## [Prompt]
Please retype the data in full and exactly; the pictures are not part of the copy.

## [Record excerpts]
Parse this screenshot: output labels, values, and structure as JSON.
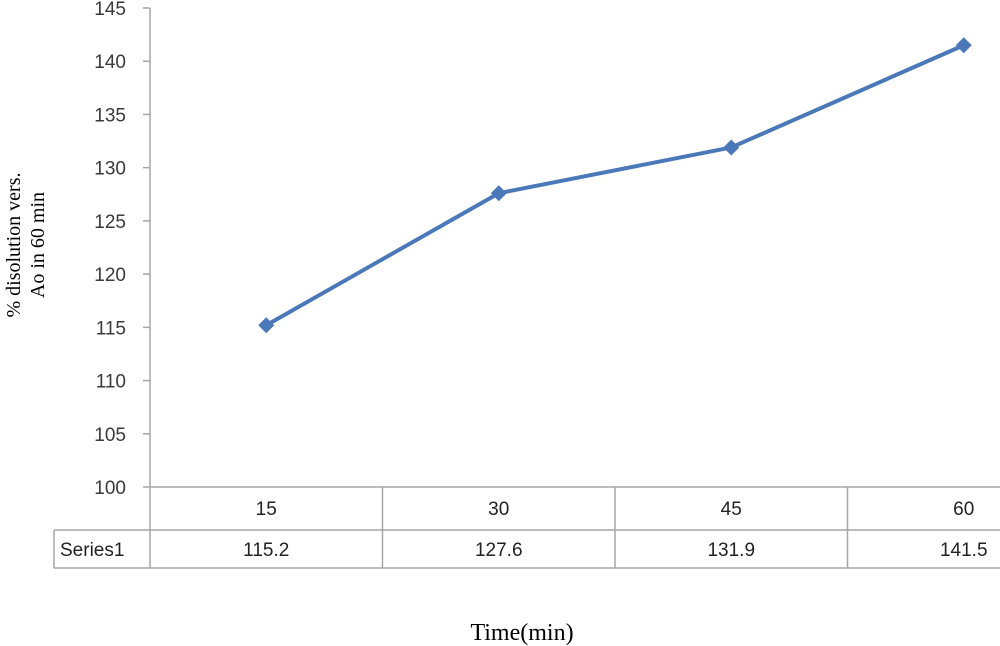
{
  "chart_data": {
    "type": "line",
    "title": "",
    "xlabel": "Time(min)",
    "ylabel_lines": [
      "% disolution vers.",
      "Ao in 60 min"
    ],
    "categories": [
      "15",
      "30",
      "45",
      "60"
    ],
    "series": [
      {
        "name": "Series1",
        "values": [
          115.2,
          127.6,
          131.9,
          141.5
        ],
        "value_labels": [
          "115.2",
          "127.6",
          "131.9",
          "141.5"
        ]
      }
    ],
    "ylim": [
      100,
      145
    ],
    "yticks": [
      {
        "value": 100,
        "label": "100"
      },
      {
        "value": 105,
        "label": "105"
      },
      {
        "value": 110,
        "label": "110"
      },
      {
        "value": 115,
        "label": "115"
      },
      {
        "value": 120,
        "label": "120"
      },
      {
        "value": 125,
        "label": "125"
      },
      {
        "value": 130,
        "label": "130"
      },
      {
        "value": 135,
        "label": "135"
      },
      {
        "value": 140,
        "label": "140"
      },
      {
        "value": 145,
        "label": "145"
      }
    ],
    "grid": false,
    "legend": "data-table",
    "colors": {
      "series": "#4a78b8",
      "axis": "#a6a6a6",
      "text": "#3a3a3a"
    }
  }
}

## [In response]
Parse this screenshot: output labels, values, and structure as JSON.
{
  "chart_data": {
    "type": "line",
    "title": "",
    "xlabel": "Time(min)",
    "ylabel_lines": [
      "% disolution vers.",
      "Ao in 60 min"
    ],
    "categories": [
      "15",
      "30",
      "45",
      "60"
    ],
    "series": [
      {
        "name": "Series1",
        "values": [
          115.2,
          127.6,
          131.9,
          141.5
        ],
        "value_labels": [
          "115.2",
          "127.6",
          "131.9",
          "141.5"
        ]
      }
    ],
    "ylim": [
      100,
      145
    ],
    "yticks": [
      {
        "value": 100,
        "label": "100"
      },
      {
        "value": 105,
        "label": "105"
      },
      {
        "value": 110,
        "label": "110"
      },
      {
        "value": 115,
        "label": "115"
      },
      {
        "value": 120,
        "label": "120"
      },
      {
        "value": 125,
        "label": "125"
      },
      {
        "value": 130,
        "label": "130"
      },
      {
        "value": 135,
        "label": "135"
      },
      {
        "value": 140,
        "label": "140"
      },
      {
        "value": 145,
        "label": "145"
      }
    ],
    "grid": false,
    "legend": "data-table",
    "colors": {
      "series": "#4a78b8",
      "axis": "#a6a6a6",
      "text": "#3a3a3a"
    }
  }
}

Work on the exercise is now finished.